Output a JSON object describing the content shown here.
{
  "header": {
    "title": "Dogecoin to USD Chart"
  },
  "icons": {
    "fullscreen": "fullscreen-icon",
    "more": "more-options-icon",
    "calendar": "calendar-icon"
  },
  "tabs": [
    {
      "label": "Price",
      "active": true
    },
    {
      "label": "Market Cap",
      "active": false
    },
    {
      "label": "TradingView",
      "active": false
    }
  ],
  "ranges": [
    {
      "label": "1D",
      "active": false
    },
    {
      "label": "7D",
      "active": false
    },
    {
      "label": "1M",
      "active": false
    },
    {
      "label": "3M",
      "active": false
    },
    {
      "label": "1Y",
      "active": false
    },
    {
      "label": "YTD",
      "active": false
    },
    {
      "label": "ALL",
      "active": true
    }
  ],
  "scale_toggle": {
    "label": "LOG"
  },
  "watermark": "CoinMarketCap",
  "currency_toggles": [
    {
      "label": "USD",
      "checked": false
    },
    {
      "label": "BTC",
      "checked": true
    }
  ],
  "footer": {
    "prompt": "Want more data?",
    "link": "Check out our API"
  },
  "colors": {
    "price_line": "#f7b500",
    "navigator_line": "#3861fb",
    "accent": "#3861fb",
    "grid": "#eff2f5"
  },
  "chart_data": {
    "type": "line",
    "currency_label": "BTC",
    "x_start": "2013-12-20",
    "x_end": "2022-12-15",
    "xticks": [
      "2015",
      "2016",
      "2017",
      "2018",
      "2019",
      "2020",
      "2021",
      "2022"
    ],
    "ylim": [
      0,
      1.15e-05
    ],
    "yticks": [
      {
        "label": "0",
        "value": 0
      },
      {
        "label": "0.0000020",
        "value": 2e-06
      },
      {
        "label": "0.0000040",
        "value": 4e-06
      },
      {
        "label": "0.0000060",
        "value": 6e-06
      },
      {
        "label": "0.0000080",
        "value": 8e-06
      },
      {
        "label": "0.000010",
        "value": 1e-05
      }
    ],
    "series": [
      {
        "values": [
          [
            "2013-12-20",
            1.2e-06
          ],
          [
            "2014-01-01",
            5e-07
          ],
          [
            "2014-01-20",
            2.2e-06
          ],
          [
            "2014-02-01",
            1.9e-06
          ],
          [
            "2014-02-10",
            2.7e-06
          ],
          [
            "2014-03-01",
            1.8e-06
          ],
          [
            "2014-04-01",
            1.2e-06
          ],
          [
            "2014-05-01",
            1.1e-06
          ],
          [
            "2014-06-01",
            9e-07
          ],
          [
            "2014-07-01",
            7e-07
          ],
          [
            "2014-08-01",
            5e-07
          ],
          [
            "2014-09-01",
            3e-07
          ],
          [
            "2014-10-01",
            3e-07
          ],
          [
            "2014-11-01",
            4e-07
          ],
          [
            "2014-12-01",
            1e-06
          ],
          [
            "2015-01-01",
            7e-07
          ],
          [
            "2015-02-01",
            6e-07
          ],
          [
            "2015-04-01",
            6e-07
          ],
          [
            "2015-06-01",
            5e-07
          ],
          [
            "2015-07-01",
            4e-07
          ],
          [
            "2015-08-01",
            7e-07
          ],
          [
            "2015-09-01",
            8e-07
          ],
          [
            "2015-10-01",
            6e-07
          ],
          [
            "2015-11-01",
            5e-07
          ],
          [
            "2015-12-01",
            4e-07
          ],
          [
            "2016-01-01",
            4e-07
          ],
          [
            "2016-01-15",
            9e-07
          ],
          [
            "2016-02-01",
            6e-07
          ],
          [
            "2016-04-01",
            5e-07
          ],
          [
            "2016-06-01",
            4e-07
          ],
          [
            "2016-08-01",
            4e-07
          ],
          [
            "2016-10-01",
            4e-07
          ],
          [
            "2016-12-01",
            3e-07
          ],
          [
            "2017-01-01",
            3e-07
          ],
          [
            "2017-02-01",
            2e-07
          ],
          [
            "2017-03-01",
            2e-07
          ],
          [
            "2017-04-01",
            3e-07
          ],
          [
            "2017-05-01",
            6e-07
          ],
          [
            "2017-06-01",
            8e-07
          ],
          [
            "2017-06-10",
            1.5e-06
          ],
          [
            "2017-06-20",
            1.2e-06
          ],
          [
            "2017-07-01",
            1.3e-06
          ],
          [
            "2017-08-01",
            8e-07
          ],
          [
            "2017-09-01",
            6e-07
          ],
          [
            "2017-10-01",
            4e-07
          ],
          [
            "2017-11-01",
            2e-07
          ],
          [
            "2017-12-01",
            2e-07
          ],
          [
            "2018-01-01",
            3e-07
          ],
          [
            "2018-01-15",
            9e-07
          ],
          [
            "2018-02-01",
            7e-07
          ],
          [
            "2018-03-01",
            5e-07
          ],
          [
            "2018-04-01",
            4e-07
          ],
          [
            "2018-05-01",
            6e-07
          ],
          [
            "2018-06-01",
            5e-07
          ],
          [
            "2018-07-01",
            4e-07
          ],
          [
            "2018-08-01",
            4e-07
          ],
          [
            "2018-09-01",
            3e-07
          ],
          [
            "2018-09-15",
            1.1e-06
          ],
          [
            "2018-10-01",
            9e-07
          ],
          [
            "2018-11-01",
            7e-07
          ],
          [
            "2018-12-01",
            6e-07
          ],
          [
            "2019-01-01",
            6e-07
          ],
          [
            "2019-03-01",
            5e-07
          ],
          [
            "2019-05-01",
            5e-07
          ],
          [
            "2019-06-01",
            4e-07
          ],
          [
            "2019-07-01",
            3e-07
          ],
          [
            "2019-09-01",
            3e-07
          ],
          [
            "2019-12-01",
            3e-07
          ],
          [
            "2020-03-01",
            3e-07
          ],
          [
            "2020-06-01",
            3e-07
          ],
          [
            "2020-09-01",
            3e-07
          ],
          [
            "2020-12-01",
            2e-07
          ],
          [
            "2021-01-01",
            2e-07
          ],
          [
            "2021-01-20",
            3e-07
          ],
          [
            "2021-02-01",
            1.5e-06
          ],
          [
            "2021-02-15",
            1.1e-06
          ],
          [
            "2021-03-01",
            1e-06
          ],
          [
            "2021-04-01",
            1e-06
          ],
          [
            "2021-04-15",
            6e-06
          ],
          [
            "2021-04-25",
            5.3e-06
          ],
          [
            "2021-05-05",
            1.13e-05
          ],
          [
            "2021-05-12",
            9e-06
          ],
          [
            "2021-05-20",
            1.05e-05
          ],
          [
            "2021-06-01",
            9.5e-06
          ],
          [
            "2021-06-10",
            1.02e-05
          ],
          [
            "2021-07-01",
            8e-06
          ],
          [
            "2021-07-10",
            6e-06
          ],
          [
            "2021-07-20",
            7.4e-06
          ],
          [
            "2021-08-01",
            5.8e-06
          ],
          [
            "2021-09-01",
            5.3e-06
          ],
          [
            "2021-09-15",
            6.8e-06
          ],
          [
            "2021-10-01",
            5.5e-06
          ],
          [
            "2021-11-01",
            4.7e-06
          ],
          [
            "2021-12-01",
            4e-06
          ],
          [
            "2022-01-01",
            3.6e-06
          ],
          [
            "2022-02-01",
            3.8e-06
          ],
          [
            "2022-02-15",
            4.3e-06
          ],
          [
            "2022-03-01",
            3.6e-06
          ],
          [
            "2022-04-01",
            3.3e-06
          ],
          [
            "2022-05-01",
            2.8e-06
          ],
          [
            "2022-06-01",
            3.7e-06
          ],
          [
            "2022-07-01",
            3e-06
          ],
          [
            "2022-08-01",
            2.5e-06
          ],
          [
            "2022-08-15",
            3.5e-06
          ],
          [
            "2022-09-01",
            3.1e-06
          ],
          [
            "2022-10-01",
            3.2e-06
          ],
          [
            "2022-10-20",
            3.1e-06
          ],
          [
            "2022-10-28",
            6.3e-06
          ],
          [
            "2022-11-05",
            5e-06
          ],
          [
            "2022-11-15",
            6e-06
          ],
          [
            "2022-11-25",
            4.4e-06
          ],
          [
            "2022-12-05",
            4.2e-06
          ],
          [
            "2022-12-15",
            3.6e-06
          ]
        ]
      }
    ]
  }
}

:::

# TASK GOAL:
Identify each line containing the string "more" and copy it out.

# THE OUTPUT:
    "more": "more-options-icon",
    "prompt": "Want more data?",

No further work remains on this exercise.